==== Recorded information ====

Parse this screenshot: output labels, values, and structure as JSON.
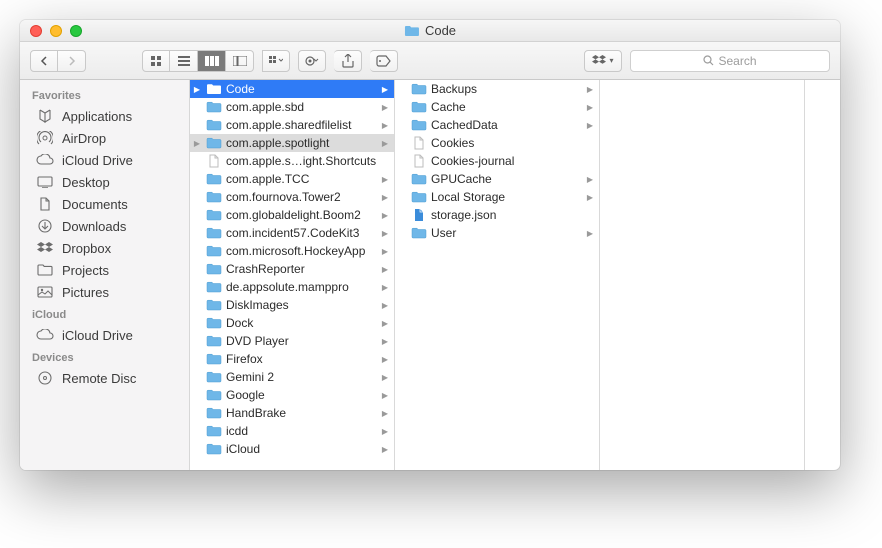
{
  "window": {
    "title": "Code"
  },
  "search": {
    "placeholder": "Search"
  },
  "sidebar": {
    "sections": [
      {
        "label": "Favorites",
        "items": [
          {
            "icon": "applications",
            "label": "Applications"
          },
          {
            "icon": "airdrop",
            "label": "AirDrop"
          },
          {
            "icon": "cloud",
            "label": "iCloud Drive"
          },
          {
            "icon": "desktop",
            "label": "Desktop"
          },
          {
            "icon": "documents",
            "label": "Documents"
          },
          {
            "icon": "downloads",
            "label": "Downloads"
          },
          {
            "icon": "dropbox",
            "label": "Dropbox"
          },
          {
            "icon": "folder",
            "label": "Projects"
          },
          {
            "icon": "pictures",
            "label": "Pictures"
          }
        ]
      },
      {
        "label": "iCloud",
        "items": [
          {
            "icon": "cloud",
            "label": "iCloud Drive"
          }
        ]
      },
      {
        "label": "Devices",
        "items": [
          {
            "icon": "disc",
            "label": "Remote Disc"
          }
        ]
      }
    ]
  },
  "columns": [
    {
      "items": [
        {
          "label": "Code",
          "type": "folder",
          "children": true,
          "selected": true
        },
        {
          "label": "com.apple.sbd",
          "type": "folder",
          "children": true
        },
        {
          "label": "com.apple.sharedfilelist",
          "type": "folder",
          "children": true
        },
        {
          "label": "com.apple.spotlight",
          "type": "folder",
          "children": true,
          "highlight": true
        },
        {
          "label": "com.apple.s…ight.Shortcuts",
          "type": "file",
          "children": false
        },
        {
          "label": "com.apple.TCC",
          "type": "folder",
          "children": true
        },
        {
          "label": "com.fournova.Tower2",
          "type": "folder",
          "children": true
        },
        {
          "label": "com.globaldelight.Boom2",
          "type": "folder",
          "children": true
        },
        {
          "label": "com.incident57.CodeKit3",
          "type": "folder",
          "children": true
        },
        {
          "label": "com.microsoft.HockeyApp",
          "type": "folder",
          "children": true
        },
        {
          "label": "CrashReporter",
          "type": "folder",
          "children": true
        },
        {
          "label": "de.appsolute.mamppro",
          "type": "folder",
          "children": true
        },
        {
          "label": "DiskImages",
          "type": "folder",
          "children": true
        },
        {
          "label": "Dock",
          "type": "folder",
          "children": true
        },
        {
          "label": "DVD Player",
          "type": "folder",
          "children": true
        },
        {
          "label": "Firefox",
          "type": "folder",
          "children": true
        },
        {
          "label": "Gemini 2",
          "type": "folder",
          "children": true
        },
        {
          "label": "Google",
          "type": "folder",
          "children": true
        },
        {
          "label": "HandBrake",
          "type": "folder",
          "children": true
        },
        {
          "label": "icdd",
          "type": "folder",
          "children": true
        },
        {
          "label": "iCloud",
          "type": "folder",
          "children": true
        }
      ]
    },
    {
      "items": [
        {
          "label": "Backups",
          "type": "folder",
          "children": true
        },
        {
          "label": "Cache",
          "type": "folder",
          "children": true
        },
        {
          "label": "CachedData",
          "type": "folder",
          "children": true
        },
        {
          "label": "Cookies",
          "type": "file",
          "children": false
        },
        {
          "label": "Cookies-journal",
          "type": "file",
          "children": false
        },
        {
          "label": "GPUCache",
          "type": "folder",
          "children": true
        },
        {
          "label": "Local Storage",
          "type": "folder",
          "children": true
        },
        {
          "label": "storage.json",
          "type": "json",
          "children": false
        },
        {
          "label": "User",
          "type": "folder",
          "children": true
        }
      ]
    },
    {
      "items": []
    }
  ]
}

====
==== Recorded information ====

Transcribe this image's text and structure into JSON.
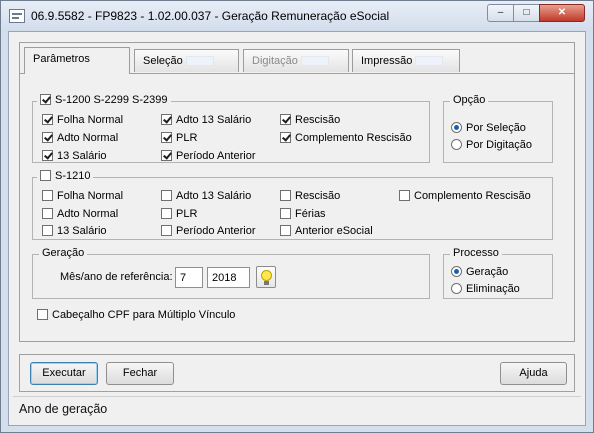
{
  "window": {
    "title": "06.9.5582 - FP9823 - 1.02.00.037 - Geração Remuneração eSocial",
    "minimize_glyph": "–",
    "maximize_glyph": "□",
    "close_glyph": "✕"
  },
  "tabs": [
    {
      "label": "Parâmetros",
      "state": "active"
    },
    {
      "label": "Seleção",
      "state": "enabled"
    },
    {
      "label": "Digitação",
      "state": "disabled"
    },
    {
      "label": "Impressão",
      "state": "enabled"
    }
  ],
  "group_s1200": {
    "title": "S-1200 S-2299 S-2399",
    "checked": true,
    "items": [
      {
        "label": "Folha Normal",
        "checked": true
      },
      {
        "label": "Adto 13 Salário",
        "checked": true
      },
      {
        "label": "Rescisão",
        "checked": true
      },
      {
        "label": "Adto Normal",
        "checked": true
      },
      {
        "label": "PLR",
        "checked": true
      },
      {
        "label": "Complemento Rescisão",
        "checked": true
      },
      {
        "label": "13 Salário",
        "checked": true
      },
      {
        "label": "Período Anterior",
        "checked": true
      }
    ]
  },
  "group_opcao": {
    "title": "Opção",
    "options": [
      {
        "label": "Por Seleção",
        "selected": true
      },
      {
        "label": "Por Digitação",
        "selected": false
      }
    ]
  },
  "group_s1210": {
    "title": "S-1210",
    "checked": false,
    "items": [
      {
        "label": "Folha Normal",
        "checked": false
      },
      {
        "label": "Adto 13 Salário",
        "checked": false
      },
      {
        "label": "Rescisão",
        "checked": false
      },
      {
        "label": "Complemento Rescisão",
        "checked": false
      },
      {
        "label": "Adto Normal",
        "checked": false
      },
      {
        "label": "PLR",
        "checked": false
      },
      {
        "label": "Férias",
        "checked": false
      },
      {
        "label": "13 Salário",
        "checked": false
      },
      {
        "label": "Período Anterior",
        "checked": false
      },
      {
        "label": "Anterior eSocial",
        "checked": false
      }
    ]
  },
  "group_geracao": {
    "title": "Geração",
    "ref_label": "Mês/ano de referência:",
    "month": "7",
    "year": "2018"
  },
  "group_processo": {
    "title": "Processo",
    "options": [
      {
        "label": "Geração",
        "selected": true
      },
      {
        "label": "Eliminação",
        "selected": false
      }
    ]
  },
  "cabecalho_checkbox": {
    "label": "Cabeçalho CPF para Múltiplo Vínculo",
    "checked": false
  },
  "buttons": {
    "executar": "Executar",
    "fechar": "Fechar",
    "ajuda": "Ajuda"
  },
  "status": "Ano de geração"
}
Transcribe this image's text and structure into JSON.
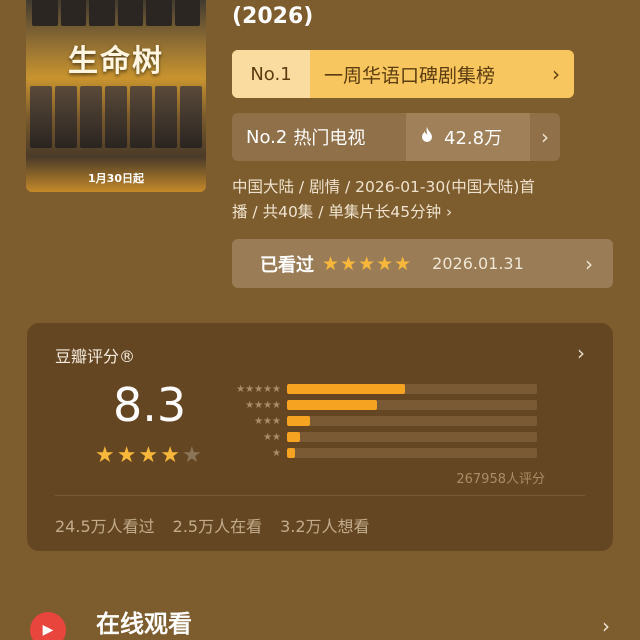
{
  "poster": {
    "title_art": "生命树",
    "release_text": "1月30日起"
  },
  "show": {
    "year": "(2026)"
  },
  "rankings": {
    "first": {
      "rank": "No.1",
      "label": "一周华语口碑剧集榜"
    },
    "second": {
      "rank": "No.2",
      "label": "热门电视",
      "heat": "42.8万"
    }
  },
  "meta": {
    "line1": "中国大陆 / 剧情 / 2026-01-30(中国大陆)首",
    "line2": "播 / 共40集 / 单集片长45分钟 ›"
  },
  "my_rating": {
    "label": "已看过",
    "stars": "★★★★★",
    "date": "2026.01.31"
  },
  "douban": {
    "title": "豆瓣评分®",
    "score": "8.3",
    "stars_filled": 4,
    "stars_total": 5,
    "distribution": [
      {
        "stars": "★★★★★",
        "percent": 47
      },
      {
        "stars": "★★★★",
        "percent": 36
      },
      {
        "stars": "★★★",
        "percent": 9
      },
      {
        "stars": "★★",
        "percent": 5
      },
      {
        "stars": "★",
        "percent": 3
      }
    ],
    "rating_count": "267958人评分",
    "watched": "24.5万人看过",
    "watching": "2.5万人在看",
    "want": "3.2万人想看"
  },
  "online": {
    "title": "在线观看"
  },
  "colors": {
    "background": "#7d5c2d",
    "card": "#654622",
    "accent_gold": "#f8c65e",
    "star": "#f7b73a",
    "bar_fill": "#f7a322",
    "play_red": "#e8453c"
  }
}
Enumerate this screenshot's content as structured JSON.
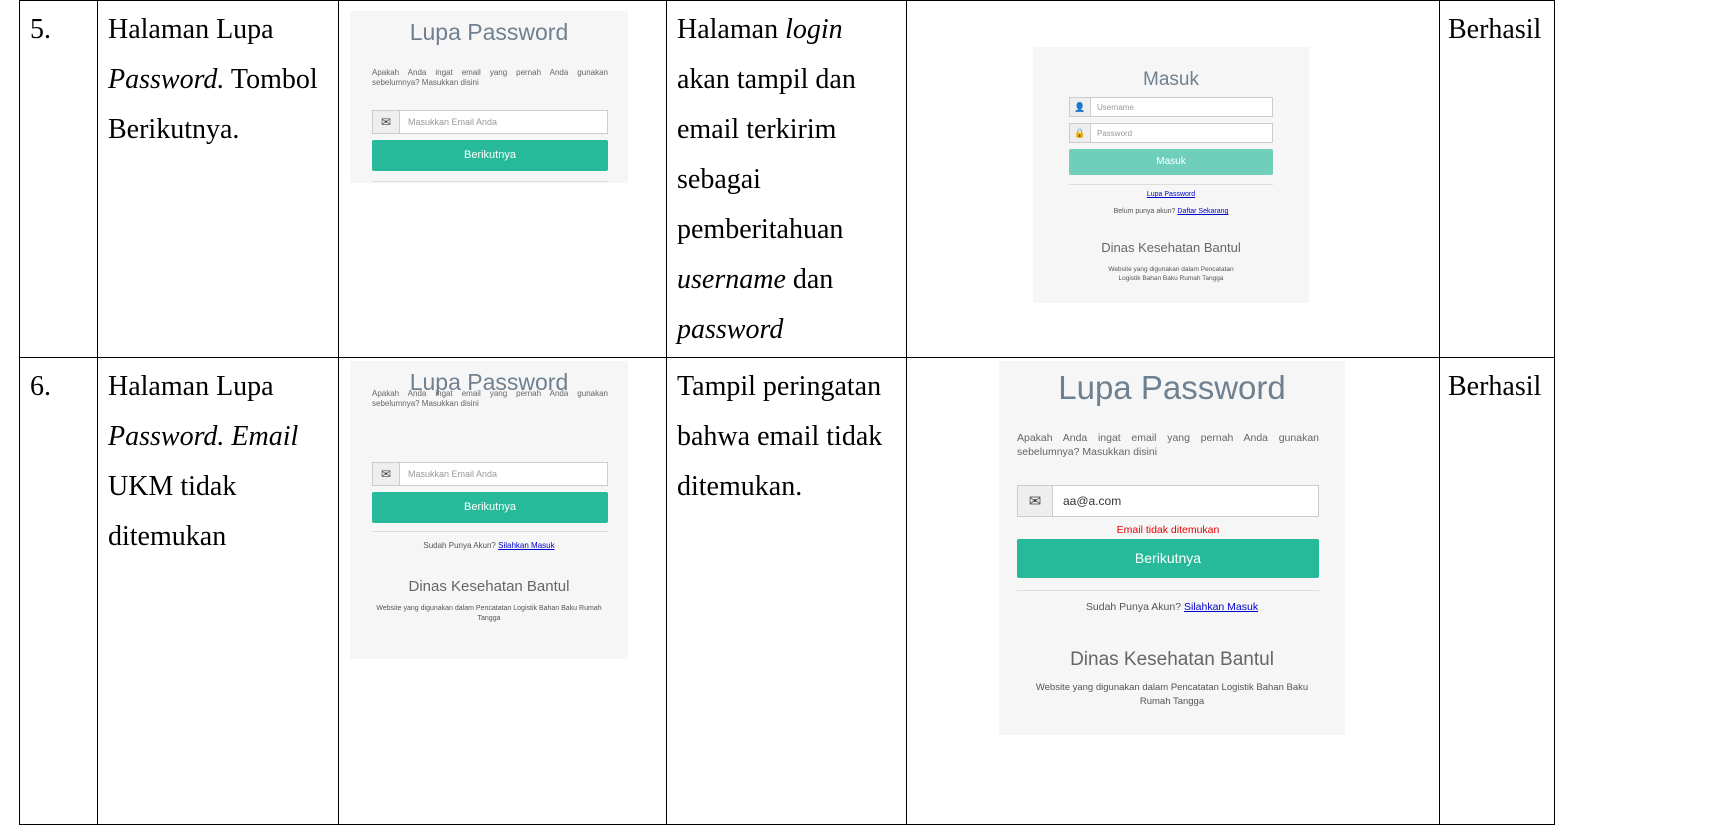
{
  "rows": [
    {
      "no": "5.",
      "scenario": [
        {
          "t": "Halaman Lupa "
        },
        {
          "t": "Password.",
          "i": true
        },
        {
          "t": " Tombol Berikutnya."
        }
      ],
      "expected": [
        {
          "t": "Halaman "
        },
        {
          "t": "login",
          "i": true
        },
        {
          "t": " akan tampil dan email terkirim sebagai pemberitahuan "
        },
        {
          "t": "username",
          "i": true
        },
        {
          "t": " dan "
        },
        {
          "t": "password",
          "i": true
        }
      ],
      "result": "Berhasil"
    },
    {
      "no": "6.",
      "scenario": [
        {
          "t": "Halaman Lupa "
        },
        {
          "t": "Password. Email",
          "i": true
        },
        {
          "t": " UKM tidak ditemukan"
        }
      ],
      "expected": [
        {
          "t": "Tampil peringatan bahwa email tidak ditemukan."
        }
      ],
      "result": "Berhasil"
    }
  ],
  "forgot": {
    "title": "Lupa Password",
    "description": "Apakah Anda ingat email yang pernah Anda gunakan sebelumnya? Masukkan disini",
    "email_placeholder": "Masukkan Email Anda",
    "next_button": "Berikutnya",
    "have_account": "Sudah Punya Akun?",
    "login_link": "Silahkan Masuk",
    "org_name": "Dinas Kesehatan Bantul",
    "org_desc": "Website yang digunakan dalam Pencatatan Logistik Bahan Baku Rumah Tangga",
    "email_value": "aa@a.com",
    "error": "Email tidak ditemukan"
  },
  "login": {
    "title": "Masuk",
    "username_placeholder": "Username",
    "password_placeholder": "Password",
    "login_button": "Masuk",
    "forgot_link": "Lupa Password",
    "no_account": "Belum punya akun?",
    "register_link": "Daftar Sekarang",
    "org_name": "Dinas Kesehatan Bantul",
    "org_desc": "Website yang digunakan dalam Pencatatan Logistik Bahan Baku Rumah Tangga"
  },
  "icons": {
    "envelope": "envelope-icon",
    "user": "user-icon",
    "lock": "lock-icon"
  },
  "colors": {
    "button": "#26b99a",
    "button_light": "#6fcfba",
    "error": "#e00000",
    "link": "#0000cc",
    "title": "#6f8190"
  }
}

====
==== Recorded information ====

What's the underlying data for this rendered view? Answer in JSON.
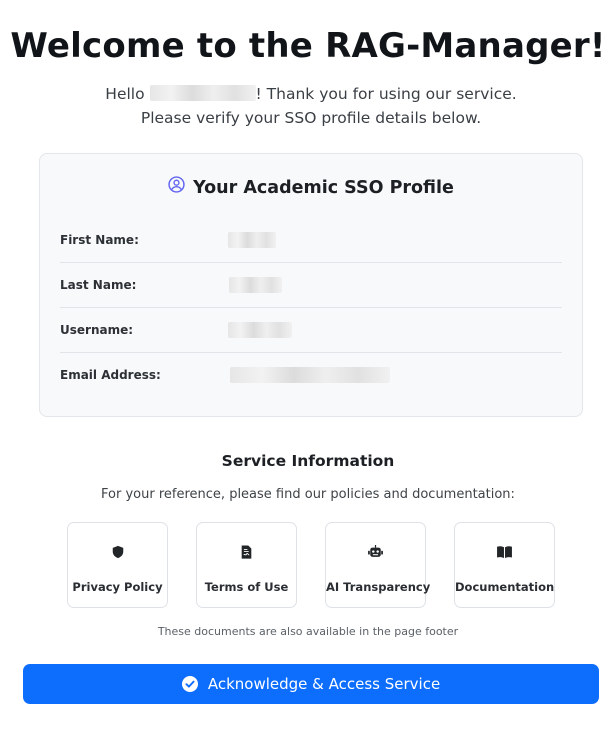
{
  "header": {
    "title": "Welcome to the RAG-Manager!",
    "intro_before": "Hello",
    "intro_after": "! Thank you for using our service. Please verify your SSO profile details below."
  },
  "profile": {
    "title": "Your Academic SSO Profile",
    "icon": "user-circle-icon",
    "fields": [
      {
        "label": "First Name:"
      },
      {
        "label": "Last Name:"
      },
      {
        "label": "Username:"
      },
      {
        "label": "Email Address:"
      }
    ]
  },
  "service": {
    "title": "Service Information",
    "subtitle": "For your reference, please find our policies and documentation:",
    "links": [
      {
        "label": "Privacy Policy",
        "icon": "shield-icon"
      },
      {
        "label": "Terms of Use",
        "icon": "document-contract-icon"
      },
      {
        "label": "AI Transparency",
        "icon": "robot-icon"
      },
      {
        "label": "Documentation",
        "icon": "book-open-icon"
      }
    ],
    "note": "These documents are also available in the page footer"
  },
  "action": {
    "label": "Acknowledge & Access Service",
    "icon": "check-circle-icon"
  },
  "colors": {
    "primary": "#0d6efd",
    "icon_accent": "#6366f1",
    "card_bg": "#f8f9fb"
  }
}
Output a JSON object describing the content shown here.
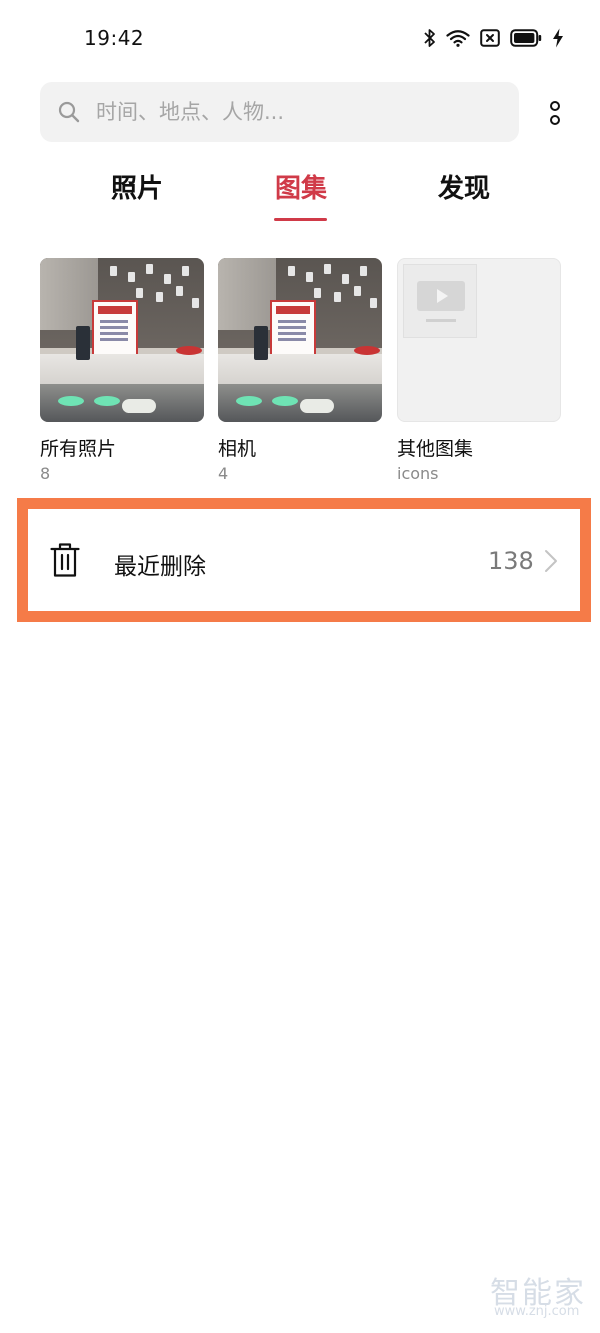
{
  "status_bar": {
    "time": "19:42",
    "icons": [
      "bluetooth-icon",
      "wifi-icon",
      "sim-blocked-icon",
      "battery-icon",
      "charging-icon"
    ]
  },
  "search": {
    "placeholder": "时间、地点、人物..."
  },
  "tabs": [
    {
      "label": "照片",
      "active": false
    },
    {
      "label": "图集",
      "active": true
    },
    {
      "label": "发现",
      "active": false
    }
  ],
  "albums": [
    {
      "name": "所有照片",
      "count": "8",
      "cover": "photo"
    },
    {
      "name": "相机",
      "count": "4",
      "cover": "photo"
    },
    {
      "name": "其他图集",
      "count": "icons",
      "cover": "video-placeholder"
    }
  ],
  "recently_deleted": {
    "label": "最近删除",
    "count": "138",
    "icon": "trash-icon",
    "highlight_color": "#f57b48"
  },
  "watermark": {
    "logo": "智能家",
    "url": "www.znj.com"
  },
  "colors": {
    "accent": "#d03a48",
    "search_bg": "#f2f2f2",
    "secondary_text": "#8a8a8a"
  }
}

====

Goal » Only a number is wanted: how many lines of the material above hold "this"?

Complete output » 5